● **Written request**:
Reproduce the data word for word, starting at its first line and ending at the line that contains "series-line-2 [465,271,1254,453]".
──────────
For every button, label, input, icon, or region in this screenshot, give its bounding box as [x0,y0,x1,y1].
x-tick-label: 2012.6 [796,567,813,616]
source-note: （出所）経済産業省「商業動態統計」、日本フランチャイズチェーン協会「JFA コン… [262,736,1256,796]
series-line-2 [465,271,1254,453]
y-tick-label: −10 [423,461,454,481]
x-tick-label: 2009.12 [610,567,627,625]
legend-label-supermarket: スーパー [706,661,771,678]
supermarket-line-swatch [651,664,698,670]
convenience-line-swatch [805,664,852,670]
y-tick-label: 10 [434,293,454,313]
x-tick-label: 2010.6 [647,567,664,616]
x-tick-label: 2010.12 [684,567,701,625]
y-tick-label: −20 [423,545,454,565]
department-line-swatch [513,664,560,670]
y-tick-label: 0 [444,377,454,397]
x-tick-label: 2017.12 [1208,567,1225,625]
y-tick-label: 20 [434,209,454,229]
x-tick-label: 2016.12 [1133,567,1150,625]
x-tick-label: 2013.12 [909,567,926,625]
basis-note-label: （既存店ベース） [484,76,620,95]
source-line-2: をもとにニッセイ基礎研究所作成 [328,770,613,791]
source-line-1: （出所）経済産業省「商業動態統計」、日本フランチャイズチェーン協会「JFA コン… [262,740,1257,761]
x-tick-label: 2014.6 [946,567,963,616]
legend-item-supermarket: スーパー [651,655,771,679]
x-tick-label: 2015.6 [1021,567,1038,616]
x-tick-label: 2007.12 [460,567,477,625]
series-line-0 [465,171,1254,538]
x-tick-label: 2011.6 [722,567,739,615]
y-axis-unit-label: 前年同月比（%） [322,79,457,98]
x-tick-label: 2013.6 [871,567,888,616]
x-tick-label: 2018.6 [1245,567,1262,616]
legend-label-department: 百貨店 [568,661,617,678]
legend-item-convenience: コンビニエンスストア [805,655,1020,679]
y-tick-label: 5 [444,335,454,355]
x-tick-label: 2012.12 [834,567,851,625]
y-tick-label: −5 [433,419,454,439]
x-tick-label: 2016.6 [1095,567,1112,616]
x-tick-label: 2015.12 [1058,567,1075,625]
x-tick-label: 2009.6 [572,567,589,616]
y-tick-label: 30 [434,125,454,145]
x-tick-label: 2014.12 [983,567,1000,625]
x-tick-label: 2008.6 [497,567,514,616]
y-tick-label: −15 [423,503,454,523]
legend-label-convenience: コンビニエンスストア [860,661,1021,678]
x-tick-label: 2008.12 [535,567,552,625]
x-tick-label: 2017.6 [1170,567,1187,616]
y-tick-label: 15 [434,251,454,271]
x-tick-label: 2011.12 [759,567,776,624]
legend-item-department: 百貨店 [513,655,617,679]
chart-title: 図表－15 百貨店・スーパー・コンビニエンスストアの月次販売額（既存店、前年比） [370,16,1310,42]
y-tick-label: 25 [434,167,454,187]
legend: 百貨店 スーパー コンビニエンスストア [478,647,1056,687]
──────────
● **Task response**:
For every button, label, input, icon, or region in this screenshot, give its bounding box as [x0,y0,x1,y1].
x-tick-label: 2012.6 [796,567,813,616]
source-note: （出所）経済産業省「商業動態統計」、日本フランチャイズチェーン協会「JFA コン… [262,736,1256,796]
series-line-2 [465,271,1254,453]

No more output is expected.